> PAGE TEXT
┌──

According to the attenuating processing function, the value which is obtained by multiplying a predetermined attenuation ratio (KDPRG) to the promising correction amount (FPRG) is calculated as a new promising correction amount (FPRG), the new promising correction amount (FPRG) is added to the injection correction amount from the fuel injection valve (not shown), as shown in FIG. 3(b), the total fuel supply amount is gradually attenuated every injection from the value which was increased by only the promising correction amount (FPRG), thereby reducing fluctuation of the air-fuel ratio by the leakage judging operation.
The operation will now be described in accordance with the flowchart for air-fuel ratio control in FIG. 1.
In the starting operation of the internal combustion engine 2, a program of the flowchart for control is started at step 200 (start).
A check is made at step 202 to see if the leakage judging conditions are satisfied or not. Namely,
(1) Engine cooling water temperature Tw is set to Tw >Tw1,
(2) Vehicle velocity V is set to V1 ≦ V ≦ V2,
(3) Vehicle velocity fluctuation Δυ in, for example, t seconds is set to Δυ < υ for a predetermined period of time, and
(4) Tank inner pressure in the fuel tank is set to P > Pt.
If NO is the judgment at step 202, then the above discriminating process is repetitively executed until the answer in the judgment at step 202 is YES. If YES in the judgment at step 202, then the atmosphere opening/closing valve 14 is closed at step 204.
The promising correction amount (FPRG) is added to the injection correction amount from the fuel injection valve (not shown) synchronously with the closing operation of the atmosphere opening/closing valve 14, the total fuel supply amount is calculated, and the air-fuel ratio is controlled (step 206), thereby reducing the fluctuation of the air-fuel ratio upon judgment of the leakage.

└──

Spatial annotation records
┌──

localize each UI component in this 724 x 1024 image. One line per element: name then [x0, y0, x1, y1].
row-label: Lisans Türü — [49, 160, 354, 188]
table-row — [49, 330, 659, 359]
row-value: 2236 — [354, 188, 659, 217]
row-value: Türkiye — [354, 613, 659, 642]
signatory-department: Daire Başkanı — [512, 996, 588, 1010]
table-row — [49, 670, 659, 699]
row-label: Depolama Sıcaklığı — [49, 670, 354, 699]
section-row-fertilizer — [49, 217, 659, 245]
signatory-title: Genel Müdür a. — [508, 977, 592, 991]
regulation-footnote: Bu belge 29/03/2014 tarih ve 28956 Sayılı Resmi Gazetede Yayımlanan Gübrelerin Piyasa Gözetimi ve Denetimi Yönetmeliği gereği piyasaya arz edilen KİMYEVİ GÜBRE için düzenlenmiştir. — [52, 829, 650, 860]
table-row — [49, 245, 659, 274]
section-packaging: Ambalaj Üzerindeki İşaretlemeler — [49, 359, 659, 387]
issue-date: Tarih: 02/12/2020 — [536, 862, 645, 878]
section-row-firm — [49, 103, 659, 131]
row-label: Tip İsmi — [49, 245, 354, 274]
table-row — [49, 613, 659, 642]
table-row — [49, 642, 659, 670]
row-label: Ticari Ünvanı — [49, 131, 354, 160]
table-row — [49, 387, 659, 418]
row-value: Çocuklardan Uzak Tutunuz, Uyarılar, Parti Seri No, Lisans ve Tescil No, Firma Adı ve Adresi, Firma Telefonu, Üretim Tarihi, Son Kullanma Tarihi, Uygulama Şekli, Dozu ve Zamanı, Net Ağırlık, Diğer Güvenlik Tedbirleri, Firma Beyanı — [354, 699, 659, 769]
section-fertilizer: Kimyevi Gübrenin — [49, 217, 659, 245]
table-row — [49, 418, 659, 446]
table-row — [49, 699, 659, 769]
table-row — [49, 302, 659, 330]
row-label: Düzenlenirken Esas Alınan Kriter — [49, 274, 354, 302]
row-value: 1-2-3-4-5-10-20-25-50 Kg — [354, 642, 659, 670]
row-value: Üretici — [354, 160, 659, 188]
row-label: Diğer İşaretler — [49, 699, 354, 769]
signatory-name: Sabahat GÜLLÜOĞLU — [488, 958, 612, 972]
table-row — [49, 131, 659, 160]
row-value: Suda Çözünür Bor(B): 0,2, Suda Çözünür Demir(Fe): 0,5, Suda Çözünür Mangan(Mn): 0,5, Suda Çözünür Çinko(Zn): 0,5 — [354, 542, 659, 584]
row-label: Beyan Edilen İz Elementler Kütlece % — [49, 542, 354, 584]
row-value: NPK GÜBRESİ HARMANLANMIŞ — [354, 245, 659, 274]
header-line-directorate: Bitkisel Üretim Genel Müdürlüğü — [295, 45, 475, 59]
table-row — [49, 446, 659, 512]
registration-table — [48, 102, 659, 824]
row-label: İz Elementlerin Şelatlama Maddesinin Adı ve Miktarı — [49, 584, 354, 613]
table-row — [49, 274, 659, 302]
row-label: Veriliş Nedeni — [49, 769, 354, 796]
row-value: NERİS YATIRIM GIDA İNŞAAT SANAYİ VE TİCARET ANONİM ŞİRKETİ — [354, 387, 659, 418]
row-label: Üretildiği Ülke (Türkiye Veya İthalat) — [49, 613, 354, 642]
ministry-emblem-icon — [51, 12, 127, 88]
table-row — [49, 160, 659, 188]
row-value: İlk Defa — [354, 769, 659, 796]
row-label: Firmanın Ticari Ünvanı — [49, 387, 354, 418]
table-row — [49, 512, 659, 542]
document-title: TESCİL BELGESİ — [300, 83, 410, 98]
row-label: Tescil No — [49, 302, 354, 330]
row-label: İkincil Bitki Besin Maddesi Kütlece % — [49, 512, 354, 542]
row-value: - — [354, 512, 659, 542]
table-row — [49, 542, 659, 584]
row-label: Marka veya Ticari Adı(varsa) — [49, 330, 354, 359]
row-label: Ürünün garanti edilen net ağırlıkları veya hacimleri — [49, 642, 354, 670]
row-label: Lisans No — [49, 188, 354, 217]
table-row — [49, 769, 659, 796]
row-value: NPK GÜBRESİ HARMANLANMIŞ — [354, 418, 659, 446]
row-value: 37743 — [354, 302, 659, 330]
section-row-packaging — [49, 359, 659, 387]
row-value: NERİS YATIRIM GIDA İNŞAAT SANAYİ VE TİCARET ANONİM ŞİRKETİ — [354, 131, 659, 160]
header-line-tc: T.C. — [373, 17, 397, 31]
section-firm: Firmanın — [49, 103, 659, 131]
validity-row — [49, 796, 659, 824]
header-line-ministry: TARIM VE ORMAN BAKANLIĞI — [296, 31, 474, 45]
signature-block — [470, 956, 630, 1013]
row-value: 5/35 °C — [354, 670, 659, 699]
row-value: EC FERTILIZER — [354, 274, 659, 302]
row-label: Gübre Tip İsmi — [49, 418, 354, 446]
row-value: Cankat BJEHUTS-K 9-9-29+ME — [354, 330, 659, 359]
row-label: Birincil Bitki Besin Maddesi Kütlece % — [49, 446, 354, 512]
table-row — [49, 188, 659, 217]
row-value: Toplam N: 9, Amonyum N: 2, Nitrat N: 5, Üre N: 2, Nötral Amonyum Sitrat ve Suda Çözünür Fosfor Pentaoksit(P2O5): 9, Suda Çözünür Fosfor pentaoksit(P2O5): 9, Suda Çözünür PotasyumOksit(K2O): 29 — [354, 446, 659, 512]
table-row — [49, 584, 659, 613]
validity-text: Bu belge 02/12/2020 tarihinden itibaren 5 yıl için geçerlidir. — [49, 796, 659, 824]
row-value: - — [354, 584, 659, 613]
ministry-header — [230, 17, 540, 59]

└──

> JOBS
a. Reproduce word for word the portion of the air-fuel ratio control text starting with "The promising correction amount (FPRG) is added" and going on through "of the leakage.".
b. According to the air-fuel ratio control text, at which step is the atmosphere opening/closing valve 14 closed?

> ANSWERS FOR THE TASKS
a.
The promising correction amount (FPRG) is added to the injection correction amount from the fuel injection valve (not shown) synchronously with the closing operation of the atmosphere opening/closing valve 14, the total fuel supply amount is calculated, and the air-fuel ratio is controlled (step 206), thereby reducing the fluctuation of the air-fuel ratio upon judgment of the leakage.

b. Step 204